### Problem details
Locate each line in the records below that contains the word "piston", matching its case, and copy those lines.

### Records for this task
------------------------------------------------------------
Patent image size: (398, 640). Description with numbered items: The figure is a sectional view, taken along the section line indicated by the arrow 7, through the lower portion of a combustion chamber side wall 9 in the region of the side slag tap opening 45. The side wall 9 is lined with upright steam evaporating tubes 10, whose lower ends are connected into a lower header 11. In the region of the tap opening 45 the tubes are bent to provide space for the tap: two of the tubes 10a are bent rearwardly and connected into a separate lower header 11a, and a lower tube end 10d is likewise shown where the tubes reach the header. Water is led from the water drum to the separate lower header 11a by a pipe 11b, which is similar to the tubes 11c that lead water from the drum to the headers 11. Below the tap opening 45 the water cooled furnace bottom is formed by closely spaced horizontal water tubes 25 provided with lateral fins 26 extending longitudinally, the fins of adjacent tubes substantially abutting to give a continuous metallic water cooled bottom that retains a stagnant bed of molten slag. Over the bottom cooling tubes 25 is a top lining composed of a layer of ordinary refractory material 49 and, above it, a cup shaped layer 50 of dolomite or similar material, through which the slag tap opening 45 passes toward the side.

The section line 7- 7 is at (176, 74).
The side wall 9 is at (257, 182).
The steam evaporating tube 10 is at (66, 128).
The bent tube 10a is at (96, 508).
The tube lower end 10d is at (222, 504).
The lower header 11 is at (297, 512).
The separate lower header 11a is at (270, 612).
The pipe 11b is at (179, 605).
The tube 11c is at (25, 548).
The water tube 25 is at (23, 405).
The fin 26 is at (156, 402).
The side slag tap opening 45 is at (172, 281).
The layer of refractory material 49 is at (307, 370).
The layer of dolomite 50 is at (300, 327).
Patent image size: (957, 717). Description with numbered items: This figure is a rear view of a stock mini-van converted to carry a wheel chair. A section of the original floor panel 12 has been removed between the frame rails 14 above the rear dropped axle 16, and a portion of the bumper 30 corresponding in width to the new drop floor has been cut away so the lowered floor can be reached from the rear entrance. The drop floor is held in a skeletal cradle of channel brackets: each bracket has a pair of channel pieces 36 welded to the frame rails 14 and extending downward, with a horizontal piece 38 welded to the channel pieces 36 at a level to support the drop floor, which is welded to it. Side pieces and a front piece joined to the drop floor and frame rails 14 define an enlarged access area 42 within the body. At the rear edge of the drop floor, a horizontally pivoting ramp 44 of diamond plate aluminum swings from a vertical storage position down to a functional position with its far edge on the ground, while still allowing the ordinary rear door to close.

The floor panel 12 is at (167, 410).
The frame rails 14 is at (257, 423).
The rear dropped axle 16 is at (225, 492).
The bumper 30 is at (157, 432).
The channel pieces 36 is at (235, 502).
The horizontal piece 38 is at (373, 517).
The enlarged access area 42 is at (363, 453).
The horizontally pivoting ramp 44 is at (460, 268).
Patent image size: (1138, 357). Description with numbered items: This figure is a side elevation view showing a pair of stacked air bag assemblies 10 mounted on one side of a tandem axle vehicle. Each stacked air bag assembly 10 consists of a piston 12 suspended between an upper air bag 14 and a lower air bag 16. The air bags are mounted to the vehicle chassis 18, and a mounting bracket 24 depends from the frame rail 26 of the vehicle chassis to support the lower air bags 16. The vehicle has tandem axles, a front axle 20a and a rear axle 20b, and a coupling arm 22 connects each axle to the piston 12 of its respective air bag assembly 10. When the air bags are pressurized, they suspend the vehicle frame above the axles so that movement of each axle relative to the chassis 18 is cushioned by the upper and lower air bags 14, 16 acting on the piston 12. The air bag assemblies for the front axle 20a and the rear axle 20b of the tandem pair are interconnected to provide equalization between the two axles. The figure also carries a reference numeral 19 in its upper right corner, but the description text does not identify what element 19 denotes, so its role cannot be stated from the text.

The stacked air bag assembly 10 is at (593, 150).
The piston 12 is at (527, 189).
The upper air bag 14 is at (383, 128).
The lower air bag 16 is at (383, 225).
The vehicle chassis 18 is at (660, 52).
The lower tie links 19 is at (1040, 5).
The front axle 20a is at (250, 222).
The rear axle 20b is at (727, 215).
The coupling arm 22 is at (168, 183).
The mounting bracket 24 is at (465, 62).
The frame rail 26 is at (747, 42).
------------------------------------------------------------
### Solution to this exercise
Patent image size: (1138, 357). Description with numbered items: This figure is a side elevation view showing a pair of stacked air bag assemblies 10 mounted on one side of a tandem axle vehicle. Each stacked air bag assembly 10 consists of a piston 12 suspended between an upper air bag 14 and a lower air bag 16. The air bags are mounted to the vehicle chassis 18, and a mounting bracket 24 depends from the frame rail 26 of the vehicle chassis to support the lower air bags 16. The vehicle has tandem axles, a front axle 20a and a rear axle 20b, and a coupling arm 22 connects each axle to the piston 12 of its respective air bag assembly 10. When the air bags are pressurized, they suspend the vehicle frame above the axles so that movement of each axle relative to the chassis 18 is cushioned by the upper and lower air bags 14, 16 acting on the piston 12. The air bag assemblies for the front axle 20a and the rear axle 20b of the tandem pair are interconnected to provide equalization between the two axles. The figure also carries a reference numeral 19 in its upper right corner, but the description text does not identify what element 19 denotes, so its role cannot be stated from the text.
The piston 12 is at (527, 189).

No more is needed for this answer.